• Stored records:
= = = = =

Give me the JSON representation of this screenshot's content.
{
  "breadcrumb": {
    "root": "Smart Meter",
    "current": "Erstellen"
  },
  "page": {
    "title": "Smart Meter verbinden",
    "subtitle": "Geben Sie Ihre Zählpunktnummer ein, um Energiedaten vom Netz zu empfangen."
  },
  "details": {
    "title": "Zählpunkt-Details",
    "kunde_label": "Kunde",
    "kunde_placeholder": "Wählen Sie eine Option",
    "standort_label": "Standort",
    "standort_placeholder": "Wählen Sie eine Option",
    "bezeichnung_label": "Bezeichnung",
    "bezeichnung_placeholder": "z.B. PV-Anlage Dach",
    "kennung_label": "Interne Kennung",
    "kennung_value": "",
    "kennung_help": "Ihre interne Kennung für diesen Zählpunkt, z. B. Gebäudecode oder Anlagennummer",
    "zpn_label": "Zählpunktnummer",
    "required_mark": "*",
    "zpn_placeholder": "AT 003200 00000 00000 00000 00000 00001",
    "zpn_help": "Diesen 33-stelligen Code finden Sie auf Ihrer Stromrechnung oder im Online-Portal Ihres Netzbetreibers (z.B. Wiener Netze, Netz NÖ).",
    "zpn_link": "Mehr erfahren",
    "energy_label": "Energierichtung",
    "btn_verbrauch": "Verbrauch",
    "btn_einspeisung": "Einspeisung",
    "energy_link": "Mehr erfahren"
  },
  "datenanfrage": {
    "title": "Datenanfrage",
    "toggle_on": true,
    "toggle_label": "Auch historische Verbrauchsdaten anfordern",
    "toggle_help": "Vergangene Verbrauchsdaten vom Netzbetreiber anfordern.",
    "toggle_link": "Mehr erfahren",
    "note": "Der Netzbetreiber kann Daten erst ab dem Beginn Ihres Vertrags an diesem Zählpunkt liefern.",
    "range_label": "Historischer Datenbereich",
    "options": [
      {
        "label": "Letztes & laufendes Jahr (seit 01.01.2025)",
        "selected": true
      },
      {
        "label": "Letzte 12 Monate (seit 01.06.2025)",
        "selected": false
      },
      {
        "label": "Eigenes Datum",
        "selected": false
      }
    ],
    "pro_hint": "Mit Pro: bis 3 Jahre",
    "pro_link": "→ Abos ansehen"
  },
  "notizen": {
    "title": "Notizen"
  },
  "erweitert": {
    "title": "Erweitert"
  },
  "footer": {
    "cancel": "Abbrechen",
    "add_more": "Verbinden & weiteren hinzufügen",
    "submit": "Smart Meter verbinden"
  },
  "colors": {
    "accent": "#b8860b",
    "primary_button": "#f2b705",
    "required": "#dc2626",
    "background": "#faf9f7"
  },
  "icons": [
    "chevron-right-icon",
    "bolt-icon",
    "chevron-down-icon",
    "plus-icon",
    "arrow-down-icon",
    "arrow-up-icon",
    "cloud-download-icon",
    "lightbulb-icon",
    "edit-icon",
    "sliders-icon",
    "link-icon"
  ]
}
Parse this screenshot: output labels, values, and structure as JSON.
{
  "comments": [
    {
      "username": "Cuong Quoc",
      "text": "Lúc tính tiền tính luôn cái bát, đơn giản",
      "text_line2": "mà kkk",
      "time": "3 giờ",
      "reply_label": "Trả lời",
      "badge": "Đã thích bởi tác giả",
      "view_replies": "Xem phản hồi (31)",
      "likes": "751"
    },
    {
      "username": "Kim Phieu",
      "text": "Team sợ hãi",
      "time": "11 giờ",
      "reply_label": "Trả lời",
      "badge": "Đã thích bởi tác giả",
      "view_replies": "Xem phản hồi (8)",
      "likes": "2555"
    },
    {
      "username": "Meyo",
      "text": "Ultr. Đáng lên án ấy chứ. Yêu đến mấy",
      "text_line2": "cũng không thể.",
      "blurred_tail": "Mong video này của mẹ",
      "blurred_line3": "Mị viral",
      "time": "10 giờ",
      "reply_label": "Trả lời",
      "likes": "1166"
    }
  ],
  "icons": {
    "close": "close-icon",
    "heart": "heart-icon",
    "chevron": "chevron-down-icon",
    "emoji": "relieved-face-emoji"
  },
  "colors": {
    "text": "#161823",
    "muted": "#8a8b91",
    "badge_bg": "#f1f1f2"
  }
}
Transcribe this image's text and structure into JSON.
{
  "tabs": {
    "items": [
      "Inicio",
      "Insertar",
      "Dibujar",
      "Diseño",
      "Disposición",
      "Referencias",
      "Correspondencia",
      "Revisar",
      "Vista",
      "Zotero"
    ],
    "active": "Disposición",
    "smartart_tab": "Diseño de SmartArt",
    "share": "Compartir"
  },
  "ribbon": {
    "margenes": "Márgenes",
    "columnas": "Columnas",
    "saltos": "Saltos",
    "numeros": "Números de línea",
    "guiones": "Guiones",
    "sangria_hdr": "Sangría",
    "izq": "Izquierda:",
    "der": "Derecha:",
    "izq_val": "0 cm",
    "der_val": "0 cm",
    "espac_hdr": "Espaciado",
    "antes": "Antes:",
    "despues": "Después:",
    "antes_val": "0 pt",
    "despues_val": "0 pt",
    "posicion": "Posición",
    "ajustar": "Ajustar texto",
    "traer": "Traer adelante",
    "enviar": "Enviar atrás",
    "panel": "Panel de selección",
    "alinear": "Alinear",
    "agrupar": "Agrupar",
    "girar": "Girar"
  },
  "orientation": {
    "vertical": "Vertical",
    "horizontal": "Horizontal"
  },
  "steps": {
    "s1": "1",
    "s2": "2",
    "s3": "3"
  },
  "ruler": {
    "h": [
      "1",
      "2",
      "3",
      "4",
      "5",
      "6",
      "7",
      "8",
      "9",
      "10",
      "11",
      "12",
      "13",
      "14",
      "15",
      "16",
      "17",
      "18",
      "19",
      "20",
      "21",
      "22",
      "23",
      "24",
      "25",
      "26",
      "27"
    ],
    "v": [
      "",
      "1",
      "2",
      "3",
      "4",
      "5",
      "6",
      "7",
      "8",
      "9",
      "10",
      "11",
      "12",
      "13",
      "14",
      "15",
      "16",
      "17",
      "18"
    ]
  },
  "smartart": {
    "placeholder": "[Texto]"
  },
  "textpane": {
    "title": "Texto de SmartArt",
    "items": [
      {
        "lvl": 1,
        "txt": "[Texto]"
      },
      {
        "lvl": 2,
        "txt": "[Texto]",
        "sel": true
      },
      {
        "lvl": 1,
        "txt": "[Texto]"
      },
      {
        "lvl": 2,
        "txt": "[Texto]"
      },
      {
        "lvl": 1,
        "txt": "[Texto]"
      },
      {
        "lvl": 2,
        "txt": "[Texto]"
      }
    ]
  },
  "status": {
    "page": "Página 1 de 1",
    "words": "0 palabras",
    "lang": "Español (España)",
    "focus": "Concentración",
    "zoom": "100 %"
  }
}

= = = = =

• Problem to work on:
This exercise needs each record retyped exactly as shown.

• Completed exercise:
Give me the JSON representation of this screenshot's content.
{
  "breadcrumb": {
    "root": "Smart Meter",
    "current": "Erstellen"
  },
  "page": {
    "title": "Smart Meter verbinden",
    "subtitle": "Geben Sie Ihre Zählpunktnummer ein, um Energiedaten vom Netz zu empfangen."
  },
  "details": {
    "title": "Zählpunkt-Details",
    "kunde_label": "Kunde",
    "kunde_placeholder": "Wählen Sie eine Option",
    "standort_label": "Standort",
    "standort_placeholder": "Wählen Sie eine Option",
    "bezeichnung_label": "Bezeichnung",
    "bezeichnung_placeholder": "z.B. PV-Anlage Dach",
    "kennung_label": "Interne Kennung",
    "kennung_value": "",
    "kennung_help": "Ihre interne Kennung für diesen Zählpunkt, z. B. Gebäudecode oder Anlagennummer",
    "zpn_label": "Zählpunktnummer",
    "required_mark": "*",
    "zpn_placeholder": "AT 003200 00000 00000 00000 00000 00001",
    "zpn_help": "Diesen 33-stelligen Code finden Sie auf Ihrer Stromrechnung oder im Online-Portal Ihres Netzbetreibers (z.B. Wiener Netze, Netz NÖ).",
    "zpn_link": "Mehr erfahren",
    "energy_label": "Energierichtung",
    "btn_verbrauch": "Verbrauch",
    "btn_einspeisung": "Einspeisung",
    "energy_link": "Mehr erfahren"
  },
  "datenanfrage": {
    "title": "Datenanfrage",
    "toggle_on": true,
    "toggle_label": "Auch historische Verbrauchsdaten anfordern",
    "toggle_help": "Vergangene Verbrauchsdaten vom Netzbetreiber anfordern.",
    "toggle_link": "Mehr erfahren",
    "note": "Der Netzbetreiber kann Daten erst ab dem Beginn Ihres Vertrags an diesem Zählpunkt liefern.",
    "range_label": "Historischer Datenbereich",
    "options": [
      {
        "label": "Letztes & laufendes Jahr (seit 01.01.2025)",
        "selected": true
      },
      {
        "label": "Letzte 12 Monate (seit 01.06.2025)",
        "selected": false
      },
      {
        "label": "Eigenes Datum",
        "selected": false
      }
    ],
    "pro_hint": "Mit Pro: bis 3 Jahre",
    "pro_link": "→ Abos ansehen"
  },
  "notizen": {
    "title": "Notizen"
  },
  "erweitert": {
    "title": "Erweitert"
  },
  "footer": {
    "cancel": "Abbrechen",
    "add_more": "Verbinden & weiteren hinzufügen",
    "submit": "Smart Meter verbinden"
  },
  "colors": {
    "accent": "#b8860b",
    "primary_button": "#f2b705",
    "required": "#dc2626",
    "background": "#faf9f7"
  },
  "icons": [
    "chevron-right-icon",
    "bolt-icon",
    "chevron-down-icon",
    "plus-icon",
    "arrow-down-icon",
    "arrow-up-icon",
    "cloud-download-icon",
    "lightbulb-icon",
    "edit-icon",
    "sliders-icon",
    "link-icon"
  ]
}
Parse this screenshot: output labels, values, and structure as JSON.
{
  "comments": [
    {
      "username": "Cuong Quoc",
      "text": "Lúc tính tiền tính luôn cái bát, đơn giản",
      "text_line2": "mà kkk",
      "time": "3 giờ",
      "reply_label": "Trả lời",
      "badge": "Đã thích bởi tác giả",
      "view_replies": "Xem phản hồi (31)",
      "likes": "751"
    },
    {
      "username": "Kim Phieu",
      "text": "Team sợ hãi",
      "time": "11 giờ",
      "reply_label": "Trả lời",
      "badge": "Đã thích bởi tác giả",
      "view_replies": "Xem phản hồi (8)",
      "likes": "2555"
    },
    {
      "username": "Meyo",
      "text": "Ultr. Đáng lên án ấy chứ. Yêu đến mấy",
      "text_line2": "cũng không thể.",
      "blurred_tail": "Mong video này của mẹ",
      "blurred_line3": "Mị viral",
      "time": "10 giờ",
      "reply_label": "Trả lời",
      "likes": "1166"
    }
  ],
  "icons": {
    "close": "close-icon",
    "heart": "heart-icon",
    "chevron": "chevron-down-icon",
    "emoji": "relieved-face-emoji"
  },
  "colors": {
    "text": "#161823",
    "muted": "#8a8b91",
    "badge_bg": "#f1f1f2"
  }
}
Transcribe this image's text and structure into JSON.
{
  "tabs": {
    "items": [
      "Inicio",
      "Insertar",
      "Dibujar",
      "Diseño",
      "Disposición",
      "Referencias",
      "Correspondencia",
      "Revisar",
      "Vista",
      "Zotero"
    ],
    "active": "Disposición",
    "smartart_tab": "Diseño de SmartArt",
    "share": "Compartir"
  },
  "ribbon": {
    "margenes": "Márgenes",
    "columnas": "Columnas",
    "saltos": "Saltos",
    "numeros": "Números de línea",
    "guiones": "Guiones",
    "sangria_hdr": "Sangría",
    "izq": "Izquierda:",
    "der": "Derecha:",
    "izq_val": "0 cm",
    "der_val": "0 cm",
    "espac_hdr": "Espaciado",
    "antes": "Antes:",
    "despues": "Después:",
    "antes_val": "0 pt",
    "despues_val": "0 pt",
    "posicion": "Posición",
    "ajustar": "Ajustar texto",
    "traer": "Traer adelante",
    "enviar": "Enviar atrás",
    "panel": "Panel de selección",
    "alinear": "Alinear",
    "agrupar": "Agrupar",
    "girar": "Girar"
  },
  "orientation": {
    "vertical": "Vertical",
    "horizontal": "Horizontal"
  },
  "steps": {
    "s1": "1",
    "s2": "2",
    "s3": "3"
  },
  "ruler": {
    "h": [
      "1",
      "2",
      "3",
      "4",
      "5",
      "6",
      "7",
      "8",
      "9",
      "10",
      "11",
      "12",
      "13",
      "14",
      "15",
      "16",
      "17",
      "18",
      "19",
      "20",
      "21",
      "22",
      "23",
      "24",
      "25",
      "26",
      "27"
    ],
    "v": [
      "",
      "1",
      "2",
      "3",
      "4",
      "5",
      "6",
      "7",
      "8",
      "9",
      "10",
      "11",
      "12",
      "13",
      "14",
      "15",
      "16",
      "17",
      "18"
    ]
  },
  "smartart": {
    "placeholder": "[Texto]"
  },
  "textpane": {
    "title": "Texto de SmartArt",
    "items": [
      {
        "lvl": 1,
        "txt": "[Texto]"
      },
      {
        "lvl": 2,
        "txt": "[Texto]",
        "sel": true
      },
      {
        "lvl": 1,
        "txt": "[Texto]"
      },
      {
        "lvl": 2,
        "txt": "[Texto]"
      },
      {
        "lvl": 1,
        "txt": "[Texto]"
      },
      {
        "lvl": 2,
        "txt": "[Texto]"
      }
    ]
  },
  "status": {
    "page": "Página 1 de 1",
    "words": "0 palabras",
    "lang": "Español (España)",
    "focus": "Concentración",
    "zoom": "100 %"
  }
}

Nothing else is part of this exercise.